**WRITTEN EXERCISE**: Don't copy the pictures; return every other part of the records exactly.

— START OF RECORDS FOR THIS EXERCISE —

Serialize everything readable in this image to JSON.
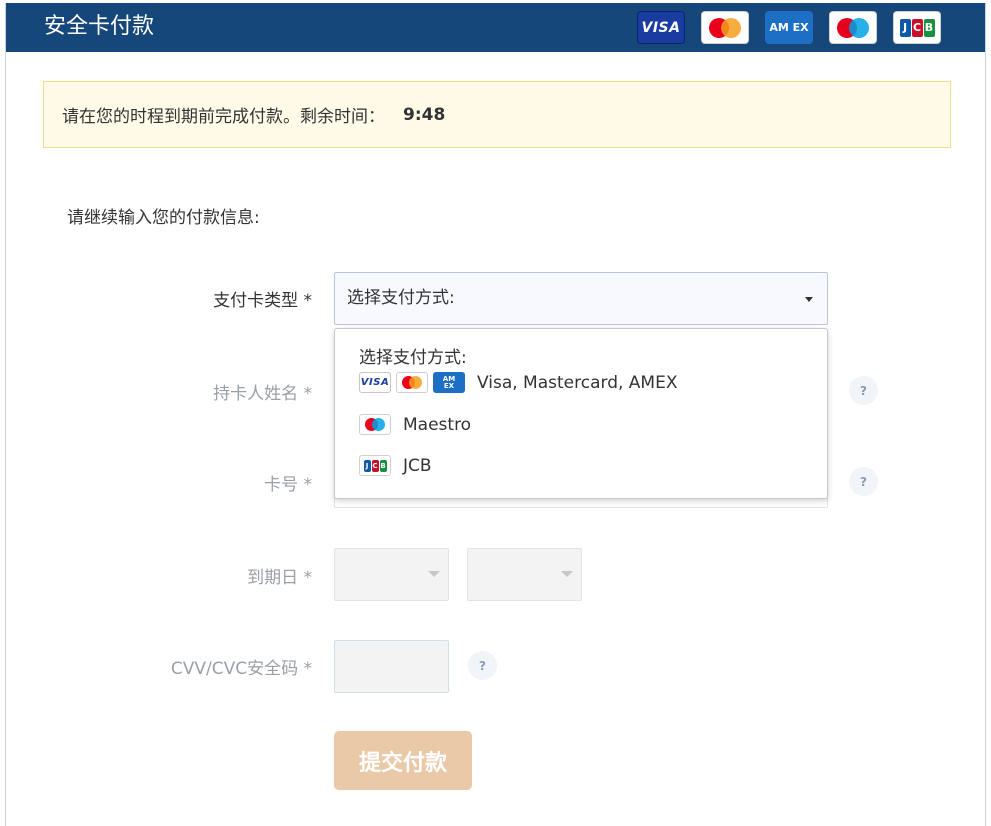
{
  "header": {
    "title": "安全卡付款",
    "card_logos": [
      {
        "name": "visa",
        "text": "VISA"
      },
      {
        "name": "mastercard"
      },
      {
        "name": "amex",
        "text": "AM EX"
      },
      {
        "name": "maestro"
      },
      {
        "name": "jcb",
        "text": "JCB"
      }
    ]
  },
  "timer": {
    "message": "请在您的时程到期前完成付款。剩余时间：",
    "value": "9:48"
  },
  "intro": "请继续输入您的付款信息:",
  "form": {
    "card_type_label": "支付卡类型 *",
    "card_type_selected": "选择支付方式:",
    "cardholder_label": "持卡人姓名 *",
    "card_number_label": "卡号 *",
    "expiry_label": "到期日 *",
    "cvv_label": "CVV/CVC安全码 *",
    "help_symbol": "?",
    "submit_label": "提交付款"
  },
  "dropdown": {
    "header": "选择支付方式:",
    "options": [
      {
        "label": "Visa, Mastercard, AMEX",
        "icons": [
          "visa-icon",
          "mastercard-icon",
          "amex-icon"
        ]
      },
      {
        "label": "Maestro",
        "icons": [
          "maestro-icon"
        ]
      },
      {
        "label": "JCB",
        "icons": [
          "jcb-icon"
        ]
      }
    ]
  },
  "colors": {
    "header_bg": "#15477a",
    "notice_bg": "#fffbe8",
    "notice_border": "#f1dc8a",
    "submit_bg": "#e9c9a7",
    "visa_blue": "#1a3ba0",
    "amex_blue": "#1d6fc6",
    "mastercard_red": "#eb001b",
    "mastercard_orange": "#f79e1b",
    "maestro_red": "#e7001e",
    "maestro_blue": "#00a2e5",
    "jcb_blue": "#0d5aa7",
    "jcb_red": "#c8102e",
    "jcb_green": "#1a9142"
  }
}
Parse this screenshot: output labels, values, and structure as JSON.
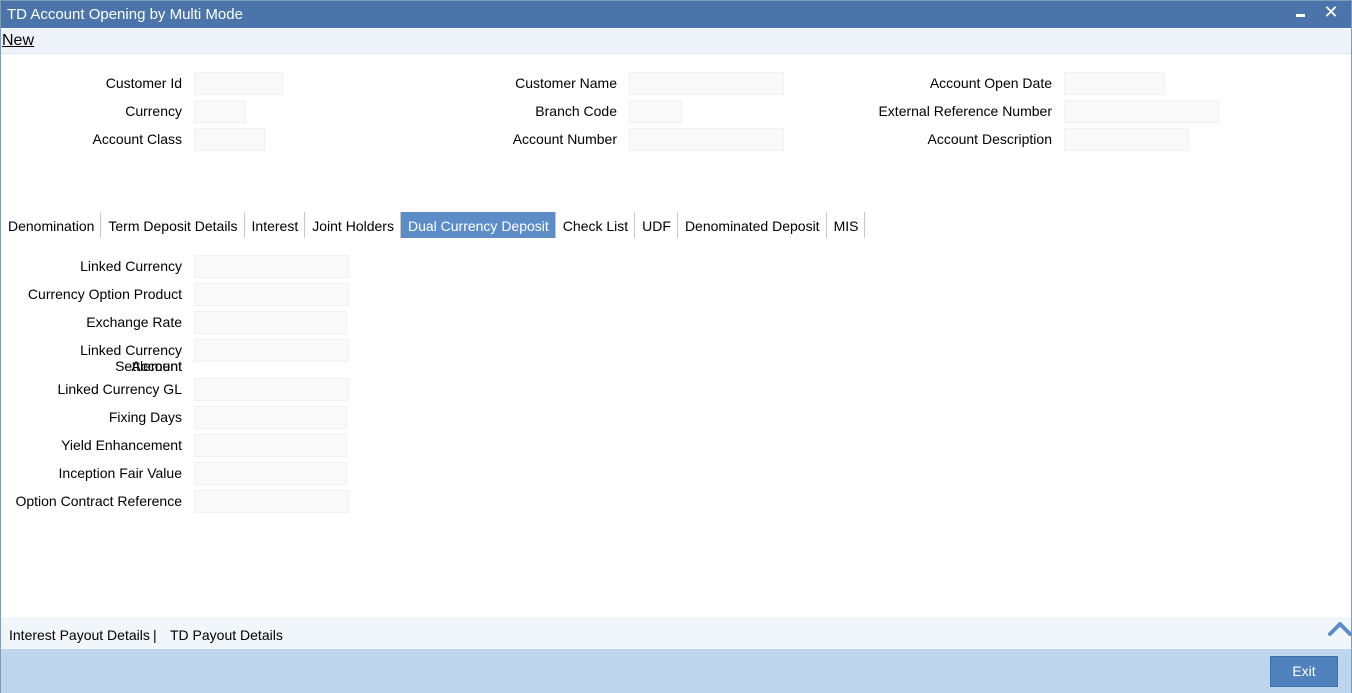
{
  "window": {
    "title": "TD Account Opening by Multi Mode",
    "close_glyph": "✕"
  },
  "menu": {
    "new_label": "New"
  },
  "header_fields": {
    "customer_id": {
      "label": "Customer Id",
      "value": ""
    },
    "currency": {
      "label": "Currency",
      "value": ""
    },
    "account_class": {
      "label": "Account Class",
      "value": ""
    },
    "customer_name": {
      "label": "Customer Name",
      "value": ""
    },
    "branch_code": {
      "label": "Branch Code",
      "value": ""
    },
    "account_number": {
      "label": "Account Number",
      "value": ""
    },
    "account_open_date": {
      "label": "Account Open Date",
      "value": ""
    },
    "external_reference_number": {
      "label": "External Reference Number",
      "value": ""
    },
    "account_description": {
      "label": "Account Description",
      "value": ""
    }
  },
  "tabs": [
    {
      "label": "Denomination",
      "active": false
    },
    {
      "label": "Term Deposit Details",
      "active": false
    },
    {
      "label": "Interest",
      "active": false
    },
    {
      "label": "Joint Holders",
      "active": false
    },
    {
      "label": "Dual Currency Deposit",
      "active": true
    },
    {
      "label": "Check List",
      "active": false
    },
    {
      "label": "UDF",
      "active": false
    },
    {
      "label": "Denominated Deposit",
      "active": false
    },
    {
      "label": "MIS",
      "active": false
    }
  ],
  "dcd_fields": {
    "linked_currency": {
      "label": "Linked Currency",
      "value": ""
    },
    "currency_option_product": {
      "label": "Currency Option Product",
      "value": ""
    },
    "exchange_rate": {
      "label": "Exchange Rate",
      "value": ""
    },
    "linked_currency_settlement_account": {
      "label_line1": "Linked Currency Settlement",
      "label_line2": "Account",
      "value": ""
    },
    "linked_currency_gl": {
      "label": "Linked Currency GL",
      "value": ""
    },
    "fixing_days": {
      "label": "Fixing Days",
      "value": ""
    },
    "yield_enhancement": {
      "label": "Yield Enhancement",
      "value": ""
    },
    "inception_fair_value": {
      "label": "Inception Fair Value",
      "value": ""
    },
    "option_contract_reference": {
      "label": "Option Contract Reference",
      "value": ""
    }
  },
  "footer": {
    "interest_payout_details": "Interest Payout Details",
    "separator": "|",
    "td_payout_details": "TD Payout Details",
    "exit_label": "Exit"
  },
  "colors": {
    "titlebar": "#4a74aa",
    "active_tab": "#5d8dc8",
    "bottombar": "#bdd6ee",
    "exit_button": "#4f81bd"
  },
  "icons": {
    "minimize": "minimize-icon",
    "close": "close-icon",
    "scroll_up": "chevron-up-icon"
  }
}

— END OF RECORDS FOR THIS EXERCISE —

**FINAL RESULT**:
Serialize everything readable in this image to JSON.
{
  "header": {
    "title": "安全卡付款",
    "card_logos": [
      {
        "name": "visa",
        "text": "VISA"
      },
      {
        "name": "mastercard"
      },
      {
        "name": "amex",
        "text": "AM EX"
      },
      {
        "name": "maestro"
      },
      {
        "name": "jcb",
        "text": "JCB"
      }
    ]
  },
  "timer": {
    "message": "请在您的时程到期前完成付款。剩余时间：",
    "value": "9:48"
  },
  "intro": "请继续输入您的付款信息:",
  "form": {
    "card_type_label": "支付卡类型 *",
    "card_type_selected": "选择支付方式:",
    "cardholder_label": "持卡人姓名 *",
    "card_number_label": "卡号 *",
    "expiry_label": "到期日 *",
    "cvv_label": "CVV/CVC安全码 *",
    "help_symbol": "?",
    "submit_label": "提交付款"
  },
  "dropdown": {
    "header": "选择支付方式:",
    "options": [
      {
        "label": "Visa, Mastercard, AMEX",
        "icons": [
          "visa-icon",
          "mastercard-icon",
          "amex-icon"
        ]
      },
      {
        "label": "Maestro",
        "icons": [
          "maestro-icon"
        ]
      },
      {
        "label": "JCB",
        "icons": [
          "jcb-icon"
        ]
      }
    ]
  },
  "colors": {
    "header_bg": "#15477a",
    "notice_bg": "#fffbe8",
    "notice_border": "#f1dc8a",
    "submit_bg": "#e9c9a7",
    "visa_blue": "#1a3ba0",
    "amex_blue": "#1d6fc6",
    "mastercard_red": "#eb001b",
    "mastercard_orange": "#f79e1b",
    "maestro_red": "#e7001e",
    "maestro_blue": "#00a2e5",
    "jcb_blue": "#0d5aa7",
    "jcb_red": "#c8102e",
    "jcb_green": "#1a9142"
  }
}
Parse this screenshot: output labels, values, and structure as JSON.
{
  "window": {
    "title": "TD Account Opening by Multi Mode",
    "close_glyph": "✕"
  },
  "menu": {
    "new_label": "New"
  },
  "header_fields": {
    "customer_id": {
      "label": "Customer Id",
      "value": ""
    },
    "currency": {
      "label": "Currency",
      "value": ""
    },
    "account_class": {
      "label": "Account Class",
      "value": ""
    },
    "customer_name": {
      "label": "Customer Name",
      "value": ""
    },
    "branch_code": {
      "label": "Branch Code",
      "value": ""
    },
    "account_number": {
      "label": "Account Number",
      "value": ""
    },
    "account_open_date": {
      "label": "Account Open Date",
      "value": ""
    },
    "external_reference_number": {
      "label": "External Reference Number",
      "value": ""
    },
    "account_description": {
      "label": "Account Description",
      "value": ""
    }
  },
  "tabs": [
    {
      "label": "Denomination",
      "active": false
    },
    {
      "label": "Term Deposit Details",
      "active": false
    },
    {
      "label": "Interest",
      "active": false
    },
    {
      "label": "Joint Holders",
      "active": false
    },
    {
      "label": "Dual Currency Deposit",
      "active": true
    },
    {
      "label": "Check List",
      "active": false
    },
    {
      "label": "UDF",
      "active": false
    },
    {
      "label": "Denominated Deposit",
      "active": false
    },
    {
      "label": "MIS",
      "active": false
    }
  ],
  "dcd_fields": {
    "linked_currency": {
      "label": "Linked Currency",
      "value": ""
    },
    "currency_option_product": {
      "label": "Currency Option Product",
      "value": ""
    },
    "exchange_rate": {
      "label": "Exchange Rate",
      "value": ""
    },
    "linked_currency_settlement_account": {
      "label_line1": "Linked Currency Settlement",
      "label_line2": "Account",
      "value": ""
    },
    "linked_currency_gl": {
      "label": "Linked Currency GL",
      "value": ""
    },
    "fixing_days": {
      "label": "Fixing Days",
      "value": ""
    },
    "yield_enhancement": {
      "label": "Yield Enhancement",
      "value": ""
    },
    "inception_fair_value": {
      "label": "Inception Fair Value",
      "value": ""
    },
    "option_contract_reference": {
      "label": "Option Contract Reference",
      "value": ""
    }
  },
  "footer": {
    "interest_payout_details": "Interest Payout Details",
    "separator": "|",
    "td_payout_details": "TD Payout Details",
    "exit_label": "Exit"
  },
  "colors": {
    "titlebar": "#4a74aa",
    "active_tab": "#5d8dc8",
    "bottombar": "#bdd6ee",
    "exit_button": "#4f81bd"
  },
  "icons": {
    "minimize": "minimize-icon",
    "close": "close-icon",
    "scroll_up": "chevron-up-icon"
  }
}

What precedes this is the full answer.